GIVEN REQUEST:
Using the data below, copy each line that includes the word "apply".

(Stored entries)
# # # # # # #

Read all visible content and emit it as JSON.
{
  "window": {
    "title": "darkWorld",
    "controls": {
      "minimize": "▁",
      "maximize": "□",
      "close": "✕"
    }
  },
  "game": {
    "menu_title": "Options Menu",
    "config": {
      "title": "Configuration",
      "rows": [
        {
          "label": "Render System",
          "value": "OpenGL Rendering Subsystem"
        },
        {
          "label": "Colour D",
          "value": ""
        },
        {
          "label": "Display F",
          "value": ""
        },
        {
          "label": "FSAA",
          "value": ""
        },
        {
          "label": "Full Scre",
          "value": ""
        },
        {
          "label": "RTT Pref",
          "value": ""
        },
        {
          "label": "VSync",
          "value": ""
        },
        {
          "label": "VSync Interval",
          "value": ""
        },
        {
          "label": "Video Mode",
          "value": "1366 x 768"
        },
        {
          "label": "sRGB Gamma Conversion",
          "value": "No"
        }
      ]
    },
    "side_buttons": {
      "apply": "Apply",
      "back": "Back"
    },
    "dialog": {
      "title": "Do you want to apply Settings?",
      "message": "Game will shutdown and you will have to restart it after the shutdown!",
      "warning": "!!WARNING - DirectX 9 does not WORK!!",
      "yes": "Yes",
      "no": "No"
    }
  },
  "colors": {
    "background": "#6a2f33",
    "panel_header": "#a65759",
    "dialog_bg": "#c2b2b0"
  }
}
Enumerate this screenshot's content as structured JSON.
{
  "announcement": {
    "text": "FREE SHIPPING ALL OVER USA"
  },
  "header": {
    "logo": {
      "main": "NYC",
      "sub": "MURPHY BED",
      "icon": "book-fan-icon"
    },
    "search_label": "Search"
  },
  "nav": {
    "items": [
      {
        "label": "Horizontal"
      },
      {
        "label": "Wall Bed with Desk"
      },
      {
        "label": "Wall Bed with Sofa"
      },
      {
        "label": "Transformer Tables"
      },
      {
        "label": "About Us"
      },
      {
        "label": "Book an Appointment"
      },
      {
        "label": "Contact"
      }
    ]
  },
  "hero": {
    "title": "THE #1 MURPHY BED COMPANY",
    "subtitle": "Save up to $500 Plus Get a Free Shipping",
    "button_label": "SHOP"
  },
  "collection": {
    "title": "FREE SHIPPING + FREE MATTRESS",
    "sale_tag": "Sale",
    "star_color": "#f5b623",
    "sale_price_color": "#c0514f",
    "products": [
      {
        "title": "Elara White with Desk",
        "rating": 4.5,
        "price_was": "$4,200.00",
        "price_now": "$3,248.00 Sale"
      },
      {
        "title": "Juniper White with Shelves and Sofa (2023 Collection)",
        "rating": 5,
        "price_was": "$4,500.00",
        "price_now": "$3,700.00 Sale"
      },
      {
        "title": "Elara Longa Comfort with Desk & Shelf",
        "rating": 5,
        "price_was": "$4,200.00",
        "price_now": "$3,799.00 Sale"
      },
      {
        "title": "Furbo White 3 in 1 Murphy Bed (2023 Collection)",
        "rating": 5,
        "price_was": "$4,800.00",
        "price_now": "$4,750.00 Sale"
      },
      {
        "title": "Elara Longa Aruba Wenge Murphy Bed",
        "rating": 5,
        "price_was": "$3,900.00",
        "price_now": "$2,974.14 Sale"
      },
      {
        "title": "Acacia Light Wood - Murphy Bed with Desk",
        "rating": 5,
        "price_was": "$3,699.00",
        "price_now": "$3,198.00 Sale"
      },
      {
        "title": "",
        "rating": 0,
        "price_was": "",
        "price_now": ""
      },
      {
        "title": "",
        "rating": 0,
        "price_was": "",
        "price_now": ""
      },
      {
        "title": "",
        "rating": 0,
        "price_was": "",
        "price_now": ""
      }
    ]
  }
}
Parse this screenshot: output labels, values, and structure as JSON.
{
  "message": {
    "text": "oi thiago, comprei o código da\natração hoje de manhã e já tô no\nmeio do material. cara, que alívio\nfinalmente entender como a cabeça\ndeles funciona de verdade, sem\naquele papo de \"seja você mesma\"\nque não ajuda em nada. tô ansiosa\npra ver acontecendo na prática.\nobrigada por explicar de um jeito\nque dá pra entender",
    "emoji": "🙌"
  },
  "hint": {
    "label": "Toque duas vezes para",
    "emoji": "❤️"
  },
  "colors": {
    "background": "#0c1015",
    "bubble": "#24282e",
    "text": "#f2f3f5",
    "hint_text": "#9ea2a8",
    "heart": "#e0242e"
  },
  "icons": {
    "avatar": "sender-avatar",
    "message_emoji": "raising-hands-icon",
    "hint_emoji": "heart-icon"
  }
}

# # # # # # #

RESPONSE TO THIS TASK:
      "apply": "Apply",
      "title": "Do you want to apply Settings?",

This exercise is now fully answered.